§ **Given request**
Check every line of the entries for "alavanca", and copy the lines that hold it.

[Collected data entries]
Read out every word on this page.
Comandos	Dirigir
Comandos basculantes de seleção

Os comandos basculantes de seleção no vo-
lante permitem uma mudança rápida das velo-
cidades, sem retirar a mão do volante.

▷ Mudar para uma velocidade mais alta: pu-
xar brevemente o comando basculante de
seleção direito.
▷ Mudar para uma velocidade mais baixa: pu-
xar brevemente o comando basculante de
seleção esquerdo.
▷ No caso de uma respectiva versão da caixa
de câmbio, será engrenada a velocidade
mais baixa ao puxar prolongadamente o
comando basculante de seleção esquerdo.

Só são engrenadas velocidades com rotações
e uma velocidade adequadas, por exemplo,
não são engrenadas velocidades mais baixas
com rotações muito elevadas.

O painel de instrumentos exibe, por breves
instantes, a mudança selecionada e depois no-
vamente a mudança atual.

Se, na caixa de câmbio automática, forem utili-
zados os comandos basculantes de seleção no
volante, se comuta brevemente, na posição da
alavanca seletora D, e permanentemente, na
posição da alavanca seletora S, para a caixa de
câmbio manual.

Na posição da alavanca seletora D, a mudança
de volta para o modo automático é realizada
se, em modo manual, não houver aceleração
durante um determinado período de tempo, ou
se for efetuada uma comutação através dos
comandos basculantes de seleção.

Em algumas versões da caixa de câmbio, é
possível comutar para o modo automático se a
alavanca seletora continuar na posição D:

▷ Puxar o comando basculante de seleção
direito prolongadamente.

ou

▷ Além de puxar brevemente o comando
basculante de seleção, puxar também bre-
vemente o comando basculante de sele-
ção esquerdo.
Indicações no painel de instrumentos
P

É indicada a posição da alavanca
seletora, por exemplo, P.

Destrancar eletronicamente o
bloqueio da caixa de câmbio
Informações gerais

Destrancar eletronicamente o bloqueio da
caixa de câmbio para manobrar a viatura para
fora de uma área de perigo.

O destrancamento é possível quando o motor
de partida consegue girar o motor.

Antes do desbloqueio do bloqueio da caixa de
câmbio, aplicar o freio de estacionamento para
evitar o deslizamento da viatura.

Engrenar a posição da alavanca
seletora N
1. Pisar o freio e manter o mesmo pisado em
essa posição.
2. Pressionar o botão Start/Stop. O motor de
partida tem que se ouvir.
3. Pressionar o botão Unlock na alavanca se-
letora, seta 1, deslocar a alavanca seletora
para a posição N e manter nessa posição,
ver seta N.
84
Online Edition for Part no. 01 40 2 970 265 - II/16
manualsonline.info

§ **Response below**
alavanca seletora D, e permanentemente, na
posição da alavanca seletora S, para a caixa de
Na posição da alavanca seletora D, a mudança
alavanca seletora continuar na posição D:
É indicada a posição da alavanca
Engrenar a posição da alavanca
3. Pressionar o botão Unlock na alavanca se-
letora, seta 1, deslocar a alavanca seletora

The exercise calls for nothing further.